▸ **Requirements**: Search the material below for the word "我们预计未来" and copy every line in which it occurs.

▸ **Listing**:
★ ★ ★ ★ ★ ★ ★

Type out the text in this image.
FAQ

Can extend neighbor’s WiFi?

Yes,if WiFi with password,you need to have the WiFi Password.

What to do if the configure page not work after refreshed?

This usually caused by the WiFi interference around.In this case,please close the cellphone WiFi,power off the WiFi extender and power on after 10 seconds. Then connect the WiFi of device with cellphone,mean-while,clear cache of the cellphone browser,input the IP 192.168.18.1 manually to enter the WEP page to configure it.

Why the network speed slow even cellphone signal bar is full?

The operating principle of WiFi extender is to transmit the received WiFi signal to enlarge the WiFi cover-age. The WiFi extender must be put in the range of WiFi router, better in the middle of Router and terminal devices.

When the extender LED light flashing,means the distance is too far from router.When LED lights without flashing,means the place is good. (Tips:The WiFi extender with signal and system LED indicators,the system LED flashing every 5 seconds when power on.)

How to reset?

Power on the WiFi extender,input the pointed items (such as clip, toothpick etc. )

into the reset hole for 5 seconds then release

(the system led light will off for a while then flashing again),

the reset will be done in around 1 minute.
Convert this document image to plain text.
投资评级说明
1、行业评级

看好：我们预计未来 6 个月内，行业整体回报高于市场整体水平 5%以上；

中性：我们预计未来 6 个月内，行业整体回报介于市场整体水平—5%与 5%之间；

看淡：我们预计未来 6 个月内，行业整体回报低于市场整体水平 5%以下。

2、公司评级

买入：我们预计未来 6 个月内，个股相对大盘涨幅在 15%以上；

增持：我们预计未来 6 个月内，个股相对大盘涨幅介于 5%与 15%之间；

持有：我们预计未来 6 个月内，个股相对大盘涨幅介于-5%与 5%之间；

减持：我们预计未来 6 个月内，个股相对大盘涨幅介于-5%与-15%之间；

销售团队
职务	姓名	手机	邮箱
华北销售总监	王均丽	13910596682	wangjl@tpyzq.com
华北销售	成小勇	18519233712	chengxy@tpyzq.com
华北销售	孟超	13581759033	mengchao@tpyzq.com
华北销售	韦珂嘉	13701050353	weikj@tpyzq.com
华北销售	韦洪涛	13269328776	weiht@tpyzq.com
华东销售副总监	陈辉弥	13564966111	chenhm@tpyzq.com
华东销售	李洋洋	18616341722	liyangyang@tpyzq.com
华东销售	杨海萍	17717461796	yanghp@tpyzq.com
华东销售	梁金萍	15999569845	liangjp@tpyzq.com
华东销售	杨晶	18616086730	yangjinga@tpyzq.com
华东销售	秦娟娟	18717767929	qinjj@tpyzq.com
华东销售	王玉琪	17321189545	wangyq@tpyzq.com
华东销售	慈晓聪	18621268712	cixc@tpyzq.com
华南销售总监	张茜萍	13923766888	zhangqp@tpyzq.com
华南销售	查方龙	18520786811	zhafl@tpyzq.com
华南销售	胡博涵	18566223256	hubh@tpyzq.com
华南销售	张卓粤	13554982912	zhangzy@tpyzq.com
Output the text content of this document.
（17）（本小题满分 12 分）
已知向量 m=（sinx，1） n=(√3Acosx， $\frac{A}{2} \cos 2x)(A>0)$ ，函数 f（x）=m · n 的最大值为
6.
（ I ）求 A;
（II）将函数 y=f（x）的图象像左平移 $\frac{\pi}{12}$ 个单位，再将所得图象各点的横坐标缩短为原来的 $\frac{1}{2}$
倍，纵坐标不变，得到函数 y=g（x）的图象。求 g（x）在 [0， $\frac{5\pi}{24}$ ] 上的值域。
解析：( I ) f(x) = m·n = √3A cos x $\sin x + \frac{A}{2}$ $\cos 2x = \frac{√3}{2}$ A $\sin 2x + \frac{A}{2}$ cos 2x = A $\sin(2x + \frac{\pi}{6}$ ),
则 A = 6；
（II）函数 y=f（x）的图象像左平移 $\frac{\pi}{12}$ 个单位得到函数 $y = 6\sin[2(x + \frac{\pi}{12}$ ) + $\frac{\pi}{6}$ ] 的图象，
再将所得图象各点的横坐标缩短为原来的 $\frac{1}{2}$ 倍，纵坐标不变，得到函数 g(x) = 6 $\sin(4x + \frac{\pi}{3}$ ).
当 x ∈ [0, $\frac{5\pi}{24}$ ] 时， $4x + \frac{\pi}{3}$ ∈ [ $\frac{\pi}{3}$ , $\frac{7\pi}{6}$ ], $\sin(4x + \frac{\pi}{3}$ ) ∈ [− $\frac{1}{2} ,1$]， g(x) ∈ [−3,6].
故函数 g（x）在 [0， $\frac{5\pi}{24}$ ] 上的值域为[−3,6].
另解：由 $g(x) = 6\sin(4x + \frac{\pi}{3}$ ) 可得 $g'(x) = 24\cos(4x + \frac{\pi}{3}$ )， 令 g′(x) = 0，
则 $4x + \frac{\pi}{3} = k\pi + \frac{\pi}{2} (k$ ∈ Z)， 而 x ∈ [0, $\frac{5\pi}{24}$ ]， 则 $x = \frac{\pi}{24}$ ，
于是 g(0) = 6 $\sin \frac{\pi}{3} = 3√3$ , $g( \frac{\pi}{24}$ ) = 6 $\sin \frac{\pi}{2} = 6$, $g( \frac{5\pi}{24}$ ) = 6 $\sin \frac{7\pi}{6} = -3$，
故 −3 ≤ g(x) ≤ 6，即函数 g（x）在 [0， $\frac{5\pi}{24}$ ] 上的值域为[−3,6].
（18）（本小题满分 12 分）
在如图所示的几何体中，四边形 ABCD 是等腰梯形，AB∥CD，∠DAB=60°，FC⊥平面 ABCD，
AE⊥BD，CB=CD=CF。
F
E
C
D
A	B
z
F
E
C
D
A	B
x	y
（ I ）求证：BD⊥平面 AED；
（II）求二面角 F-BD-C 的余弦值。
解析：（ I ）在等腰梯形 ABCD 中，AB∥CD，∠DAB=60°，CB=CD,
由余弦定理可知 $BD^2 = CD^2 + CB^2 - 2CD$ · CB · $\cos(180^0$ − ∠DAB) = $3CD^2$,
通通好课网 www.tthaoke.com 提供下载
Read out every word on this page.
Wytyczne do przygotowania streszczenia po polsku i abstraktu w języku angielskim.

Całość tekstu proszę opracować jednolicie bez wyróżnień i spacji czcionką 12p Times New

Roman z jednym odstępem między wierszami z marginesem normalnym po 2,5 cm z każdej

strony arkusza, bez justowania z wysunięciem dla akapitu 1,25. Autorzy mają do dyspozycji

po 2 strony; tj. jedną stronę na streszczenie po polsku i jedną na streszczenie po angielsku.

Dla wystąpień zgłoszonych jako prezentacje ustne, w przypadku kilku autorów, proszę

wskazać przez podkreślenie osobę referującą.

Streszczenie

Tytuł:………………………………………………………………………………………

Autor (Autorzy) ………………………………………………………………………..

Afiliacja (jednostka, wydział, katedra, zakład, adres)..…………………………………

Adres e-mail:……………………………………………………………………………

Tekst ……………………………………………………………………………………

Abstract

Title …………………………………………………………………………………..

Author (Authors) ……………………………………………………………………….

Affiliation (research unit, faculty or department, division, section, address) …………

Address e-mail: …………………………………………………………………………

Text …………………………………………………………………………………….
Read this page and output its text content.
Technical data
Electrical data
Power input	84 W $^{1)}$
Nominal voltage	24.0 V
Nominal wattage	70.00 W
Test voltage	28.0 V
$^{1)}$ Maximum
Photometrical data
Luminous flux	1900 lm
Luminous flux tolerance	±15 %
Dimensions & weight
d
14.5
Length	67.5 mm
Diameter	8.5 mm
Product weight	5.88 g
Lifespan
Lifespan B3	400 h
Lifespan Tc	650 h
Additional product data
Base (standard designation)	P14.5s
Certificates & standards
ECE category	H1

★ ★ ★ ★ ★ ★ ★

▸ **Exercise solution**:
看好：我们预计未来 6 个月内，行业整体回报高于市场整体水平 5%以上；
中性：我们预计未来 6 个月内，行业整体回报介于市场整体水平—5%与 5%之间；
看淡：我们预计未来 6 个月内，行业整体回报低于市场整体水平 5%以下。
买入：我们预计未来 6 个月内，个股相对大盘涨幅在 15%以上；
增持：我们预计未来 6 个月内，个股相对大盘涨幅介于 5%与 15%之间；
持有：我们预计未来 6 个月内，个股相对大盘涨幅介于-5%与 5%之间；
减持：我们预计未来 6 个月内，个股相对大盘涨幅介于-5%与-15%之间；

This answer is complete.